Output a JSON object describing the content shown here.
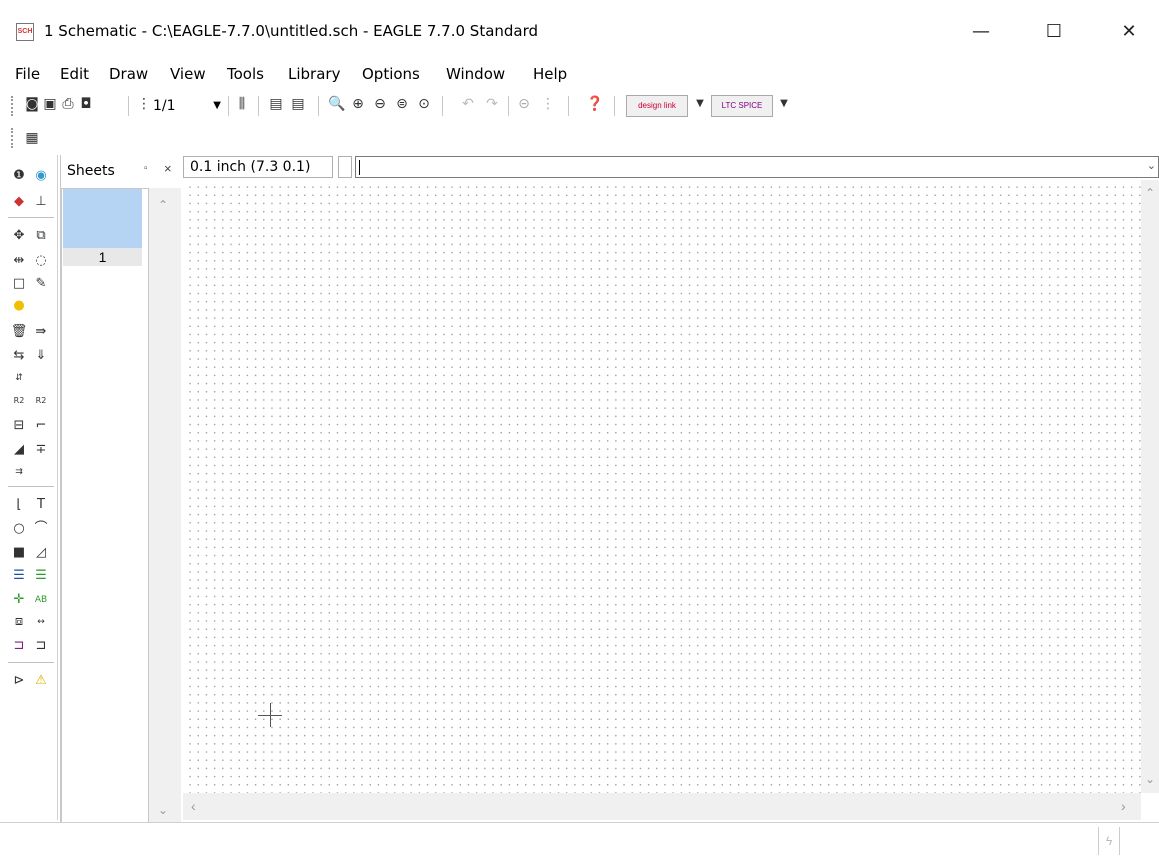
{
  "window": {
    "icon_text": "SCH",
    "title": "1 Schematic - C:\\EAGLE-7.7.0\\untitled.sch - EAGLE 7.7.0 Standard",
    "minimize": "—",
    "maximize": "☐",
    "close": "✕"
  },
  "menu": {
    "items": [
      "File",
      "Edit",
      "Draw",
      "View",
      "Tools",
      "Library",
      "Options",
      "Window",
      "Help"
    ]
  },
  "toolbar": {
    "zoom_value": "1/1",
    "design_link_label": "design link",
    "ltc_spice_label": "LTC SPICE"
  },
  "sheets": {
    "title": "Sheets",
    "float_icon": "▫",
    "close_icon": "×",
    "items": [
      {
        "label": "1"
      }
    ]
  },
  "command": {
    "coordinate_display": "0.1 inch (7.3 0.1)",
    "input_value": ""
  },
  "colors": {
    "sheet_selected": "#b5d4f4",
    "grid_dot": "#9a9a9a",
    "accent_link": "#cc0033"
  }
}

# [TASK STATEMENT]
Leave the pictures out, and print every line of the listing exactly as written.

# [EXERCISE RESPONSE]
Output a JSON object describing the content shown here.
{
  "window": {
    "icon_text": "SCH",
    "title": "1 Schematic - C:\\EAGLE-7.7.0\\untitled.sch - EAGLE 7.7.0 Standard",
    "minimize": "—",
    "maximize": "☐",
    "close": "✕"
  },
  "menu": {
    "items": [
      "File",
      "Edit",
      "Draw",
      "View",
      "Tools",
      "Library",
      "Options",
      "Window",
      "Help"
    ]
  },
  "toolbar": {
    "zoom_value": "1/1",
    "design_link_label": "design link",
    "ltc_spice_label": "LTC SPICE"
  },
  "sheets": {
    "title": "Sheets",
    "float_icon": "▫",
    "close_icon": "×",
    "items": [
      {
        "label": "1"
      }
    ]
  },
  "command": {
    "coordinate_display": "0.1 inch (7.3 0.1)",
    "input_value": ""
  },
  "colors": {
    "sheet_selected": "#b5d4f4",
    "grid_dot": "#9a9a9a",
    "accent_link": "#cc0033"
  }
}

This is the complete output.